=== TASK DESCRIPTION ===
Go through the entries one line at a time, and gather every line that has the word "JSON".

=== MATERIAL PROVIDED ===
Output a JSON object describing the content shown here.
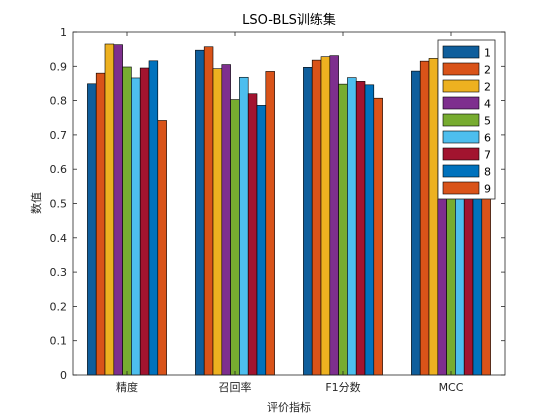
{
  "chart_data": {
    "type": "bar",
    "title": "LSO-BLS训练集",
    "xlabel": "评价指标",
    "ylabel": "数值",
    "ylim": [
      0,
      1
    ],
    "yticks": [
      0,
      0.1,
      0.2,
      0.3,
      0.4,
      0.5,
      0.6,
      0.7,
      0.8,
      0.9,
      1
    ],
    "ytick_labels": [
      "0",
      "0.1",
      "0.2",
      "0.3",
      "0.4",
      "0.5",
      "0.6",
      "0.7",
      "0.8",
      "0.9",
      "1"
    ],
    "grid": false,
    "legend_position": "top-right",
    "categories": [
      "精度",
      "召回率",
      "F1分数",
      "MCC"
    ],
    "series": [
      {
        "name": "1",
        "color": "#0F5E9C",
        "values": [
          0.849,
          0.947,
          0.897,
          0.886
        ]
      },
      {
        "name": "2",
        "color": "#D95319",
        "values": [
          0.88,
          0.957,
          0.918,
          0.915
        ]
      },
      {
        "name": "2",
        "color": "#EDB120",
        "values": [
          0.965,
          0.893,
          0.928,
          0.923
        ]
      },
      {
        "name": "4",
        "color": "#7E2F8E",
        "values": [
          0.963,
          0.905,
          0.931,
          0.86
        ]
      },
      {
        "name": "5",
        "color": "#77AC30",
        "values": [
          0.898,
          0.803,
          0.848,
          0.7
        ]
      },
      {
        "name": "6",
        "color": "#4DBEEE",
        "values": [
          0.866,
          0.868,
          0.867,
          0.72
        ]
      },
      {
        "name": "7",
        "color": "#A2142F",
        "values": [
          0.895,
          0.82,
          0.856,
          0.74
        ]
      },
      {
        "name": "8",
        "color": "#0072BD",
        "values": [
          0.916,
          0.786,
          0.846,
          0.69
        ]
      },
      {
        "name": "9",
        "color": "#D95319",
        "values": [
          0.742,
          0.885,
          0.807,
          0.761
        ]
      }
    ]
  }
}
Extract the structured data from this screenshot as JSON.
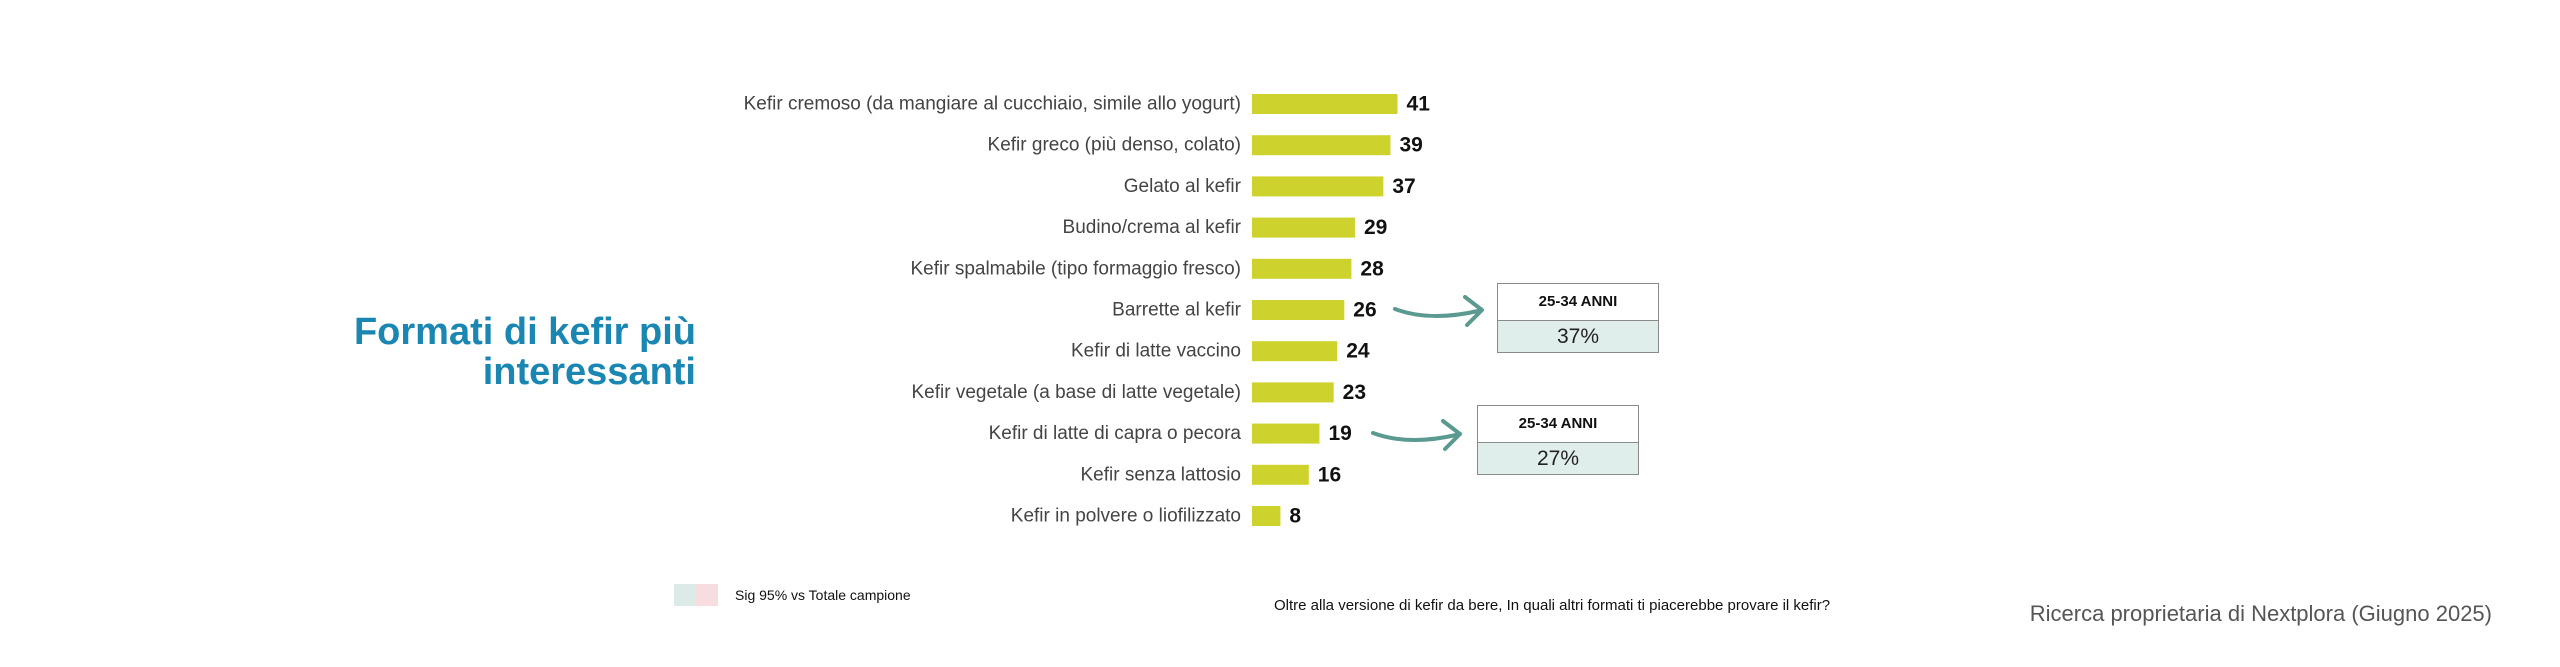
{
  "title": {
    "line1": "Formati di kefir più",
    "line2": "interessanti"
  },
  "chart_data": {
    "type": "bar",
    "orientation": "horizontal",
    "categories": [
      "Kefir cremoso (da mangiare al cucchiaio, simile allo yogurt)",
      "Kefir greco (più denso, colato)",
      "Gelato al kefir",
      "Budino/crema al kefir",
      "Kefir spalmabile (tipo formaggio fresco)",
      "Barrette al kefir",
      "Kefir di latte vaccino",
      "Kefir vegetale (a base di latte vegetale)",
      "Kefir di latte di capra o pecora",
      "Kefir senza lattosio",
      "Kefir in polvere o liofilizzato"
    ],
    "values": [
      41,
      39,
      37,
      29,
      28,
      26,
      24,
      23,
      19,
      16,
      8
    ],
    "bar_color": "#cdd32c",
    "grid": false,
    "title": "",
    "xlabel": "",
    "ylabel": ""
  },
  "callouts": [
    {
      "category": "Barrette al kefir",
      "group": "25-34 ANNI",
      "value": "37%"
    },
    {
      "category": "Kefir di latte di capra o pecora",
      "group": "25-34 ANNI",
      "value": "27%"
    }
  ],
  "legend": {
    "label": "Sig 95% vs Totale campione",
    "colors": [
      "#dcebe8",
      "#f7dde0"
    ]
  },
  "question": "Oltre alla versione di kefir da bere, In quali altri formati ti piacerebbe provare il kefir?",
  "source": "Ricerca proprietaria di Nextplora (Giugno 2025)",
  "colors": {
    "title": "#1a87b3",
    "arrow": "#5b9a90",
    "callout_fill": "#e0eeeb"
  }
}
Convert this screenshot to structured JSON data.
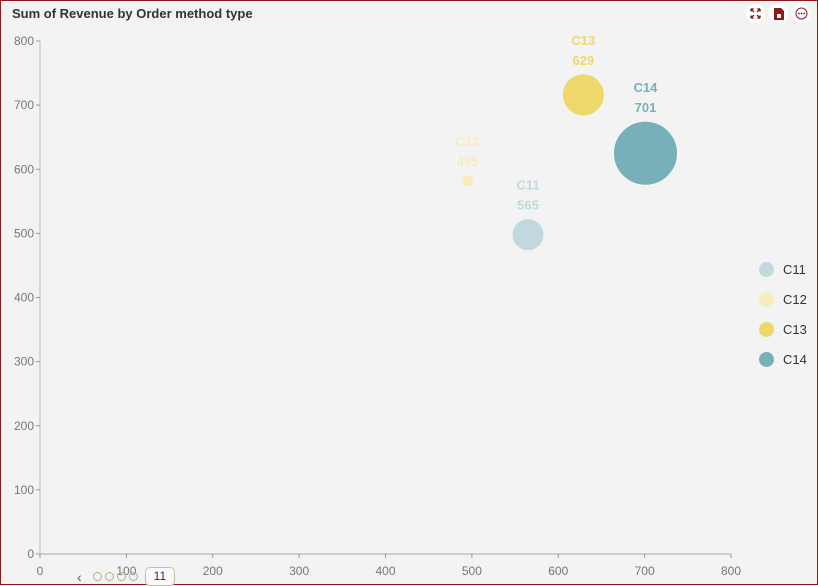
{
  "header": {
    "title": "Sum of Revenue by Order method type",
    "tools": [
      {
        "name": "expand-icon",
        "label": "Expand"
      },
      {
        "name": "export-icon",
        "label": "Export"
      },
      {
        "name": "more-icon",
        "label": "More"
      }
    ]
  },
  "colors": {
    "C11": "#c1d8de",
    "C12": "#f8ebbd",
    "C13": "#efd86a",
    "C14": "#78b0ba",
    "frame": "#8b1a1a"
  },
  "chart_data": {
    "type": "scatter",
    "subtype": "bubble",
    "title": "Sum of Revenue by Order method type",
    "xlabel": "",
    "ylabel": "",
    "xlim": [
      0,
      800
    ],
    "ylim": [
      0,
      800
    ],
    "x_ticks": [
      "0",
      "100",
      "200",
      "300",
      "400",
      "500",
      "600",
      "700",
      "800"
    ],
    "y_ticks": [
      "0",
      "100",
      "200",
      "300",
      "400",
      "500",
      "600",
      "700",
      "800"
    ],
    "grid": false,
    "legend_position": "right",
    "series": [
      {
        "name": "C11",
        "x": 565,
        "y": 498,
        "size_label": "565",
        "radius": 15,
        "color": "#c1d8de"
      },
      {
        "name": "C12",
        "x": 495,
        "y": 582,
        "size_label": "495",
        "radius": 5,
        "color": "#f8ebbd"
      },
      {
        "name": "C13",
        "x": 629,
        "y": 716,
        "size_label": "629",
        "radius": 20,
        "color": "#efd86a"
      },
      {
        "name": "C14",
        "x": 701,
        "y": 625,
        "size_label": "701",
        "radius": 31,
        "color": "#78b0ba"
      }
    ]
  },
  "legend": {
    "items": [
      {
        "label": "C11",
        "color": "#c1d8de"
      },
      {
        "label": "C12",
        "color": "#f8ebbd"
      },
      {
        "label": "C13",
        "color": "#efd86a"
      },
      {
        "label": "C14",
        "color": "#78b0ba"
      }
    ]
  },
  "pager": {
    "prev_icon": "‹",
    "dots": 4,
    "current_page": "11"
  }
}
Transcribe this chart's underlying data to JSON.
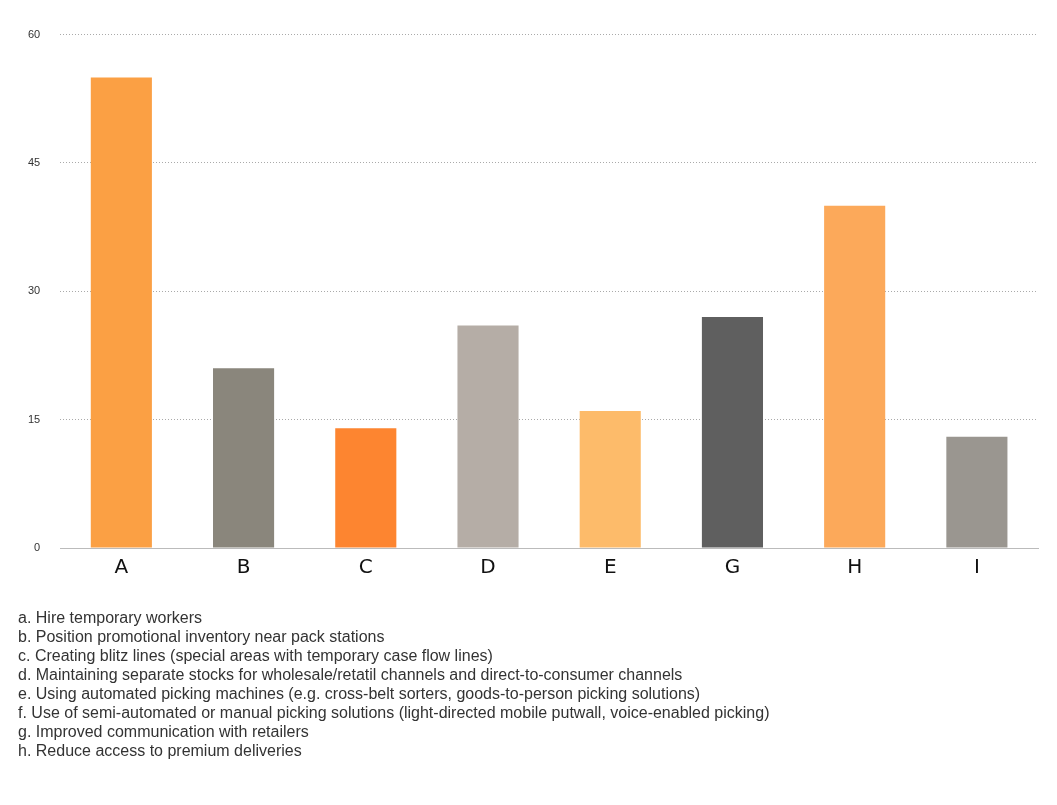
{
  "chart_data": {
    "type": "bar",
    "categories": [
      "A",
      "B",
      "C",
      "D",
      "E",
      "G",
      "H",
      "I"
    ],
    "values": [
      55,
      21,
      14,
      26,
      16,
      27,
      40,
      13
    ],
    "colors": [
      "#fba044",
      "#8a867c",
      "#fd8530",
      "#b5ada6",
      "#fdbb6a",
      "#5f5f5f",
      "#fca95a",
      "#9a9690"
    ],
    "ylim": [
      0,
      60
    ],
    "yticks": [
      0,
      15,
      30,
      45,
      60
    ],
    "grid": "y",
    "legend": false,
    "annotations": [
      "a. Hire temporary workers",
      "b. Position promotional inventory near pack stations",
      "c. Creating blitz lines (special areas with temporary case flow lines)",
      "d. Maintaining separate stocks for wholesale/retatil channels and direct-to-consumer channels",
      "e. Using automated picking machines (e.g. cross-belt sorters, goods-to-person picking solutions)",
      "f. Use of semi-automated or manual picking solutions (light-directed mobile putwall, voice-enabled picking)",
      "g. Improved communication with retailers",
      "h. Reduce access to premium deliveries"
    ]
  }
}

=== TASK RESPONSE ===
Output a JSON object describing the content shown here.
Extract the structured data from this screenshot as JSON.
Convert this screenshot to structured JSON data.
Transcribe this chart's underlying data to JSON.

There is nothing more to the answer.